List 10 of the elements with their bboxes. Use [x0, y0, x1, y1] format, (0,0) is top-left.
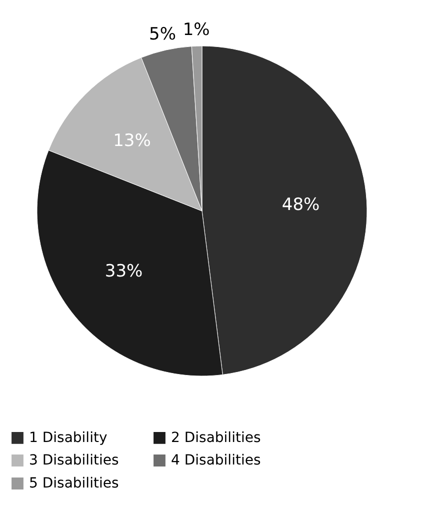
legend-label: 3 Disabilities [29, 452, 119, 468]
data-label: 48% [282, 194, 320, 215]
legend-label: 5 Disabilities [29, 476, 119, 492]
data-label: 13% [113, 130, 151, 151]
data-label: 5% [149, 24, 176, 44]
data-label: 33% [104, 262, 143, 282]
data-label: 1% [182, 20, 210, 40]
legend-label: 2 Disabilities [171, 430, 261, 446]
legend-label: 4 Disabilities [171, 452, 261, 468]
legend-label: 1 Disability [29, 430, 108, 446]
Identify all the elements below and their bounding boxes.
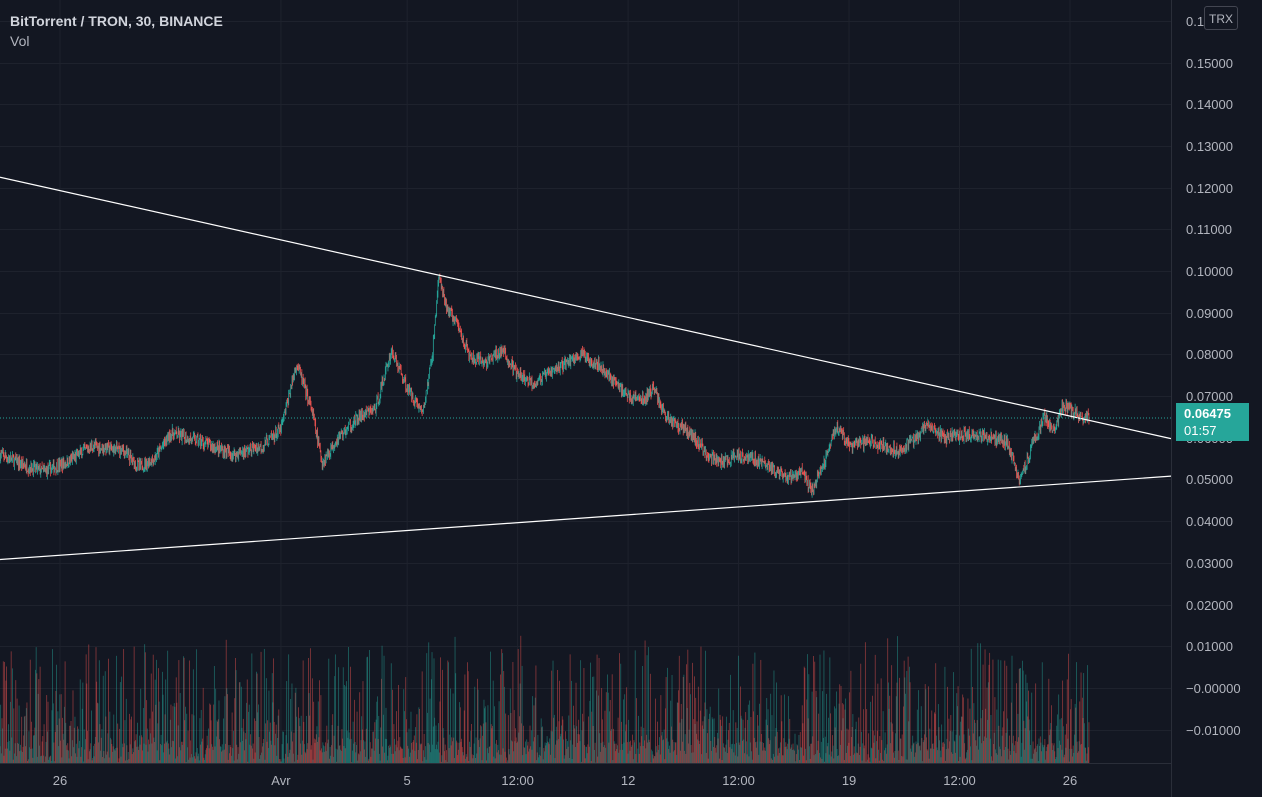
price-axis[interactable]: 0.160000.150000.140000.130000.120000.110…: [1186, 14, 1241, 738]
candles: [0, 273, 1090, 498]
trendline-support: [0, 475, 1172, 561]
price-tick-label: 0.10000: [1186, 264, 1233, 279]
price-tick-label: 0.11000: [1186, 222, 1232, 237]
volume-bars: [0, 635, 1090, 763]
price-tick-label: 0.12000: [1186, 181, 1233, 196]
price-tick-label: 0.03000: [1186, 556, 1233, 571]
trendline-resistance: [0, 176, 1172, 440]
price-tick-label: 0.07000: [1186, 389, 1233, 404]
time-tick-label: 26: [1063, 773, 1077, 788]
last-price-badge: 0.06475 01:57: [1176, 403, 1249, 441]
time-tick-label: 26: [53, 773, 67, 788]
price-tick-label: 0.08000: [1186, 347, 1233, 362]
bar-countdown: 01:57: [1184, 423, 1217, 438]
price-tick-label: −0.01000: [1186, 723, 1241, 738]
price-tick-label: 0.05000: [1186, 472, 1233, 487]
time-axis[interactable]: 26 Avr 5 12:00 12 12:00 19 12:00 26: [53, 773, 1077, 788]
chart-legend: BitTorrent / TRON, 30, BINANCE Vol: [10, 11, 223, 51]
price-tick-label: 0.09000: [1186, 306, 1233, 321]
currency-button[interactable]: TRX: [1204, 6, 1238, 30]
price-tick-label: 0.04000: [1186, 514, 1233, 529]
price-tick-label: 0.02000: [1186, 598, 1233, 613]
price-tick-label: 0.13000: [1186, 139, 1233, 154]
time-tick-label: 12:00: [501, 773, 534, 788]
last-price-value: 0.06475: [1184, 406, 1231, 421]
time-tick-label: 12: [621, 773, 635, 788]
time-tick-label: Avr: [271, 773, 291, 788]
price-tick-label: 0.15000: [1186, 56, 1233, 71]
volume-indicator-label[interactable]: Vol: [10, 33, 30, 49]
grid: [0, 0, 1171, 763]
price-tick-label: −0.00000: [1186, 681, 1241, 696]
trendlines[interactable]: [0, 176, 1172, 561]
price-tick-label: 0.14000: [1186, 97, 1233, 112]
time-tick-label: 12:00: [943, 773, 976, 788]
time-tick-label: 19: [842, 773, 856, 788]
price-tick-label: 0.01000: [1186, 639, 1233, 654]
time-tick-label: 12:00: [722, 773, 755, 788]
time-tick-label: 5: [404, 773, 411, 788]
symbol-title[interactable]: BitTorrent / TRON, 30, BINANCE: [10, 13, 223, 29]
* * *
◆ **Your goal**
Print everything from the line containing "legend-label: 3 Disabilities" down to the line containing "legend-label: 4 Disabilities", both included, exactly as they stand in the records above.

◆ **Response below**
legend-label: 3 Disabilities [29, 452, 119, 468]
data-label: 48% [282, 194, 320, 215]
legend-label: 5 Disabilities [29, 476, 119, 492]
data-label: 13% [113, 130, 151, 151]
data-label: 5% [149, 24, 176, 44]
data-label: 33% [104, 262, 143, 282]
data-label: 1% [182, 20, 210, 40]
legend-label: 2 Disabilities [171, 430, 261, 446]
legend-label: 4 Disabilities [171, 452, 261, 468]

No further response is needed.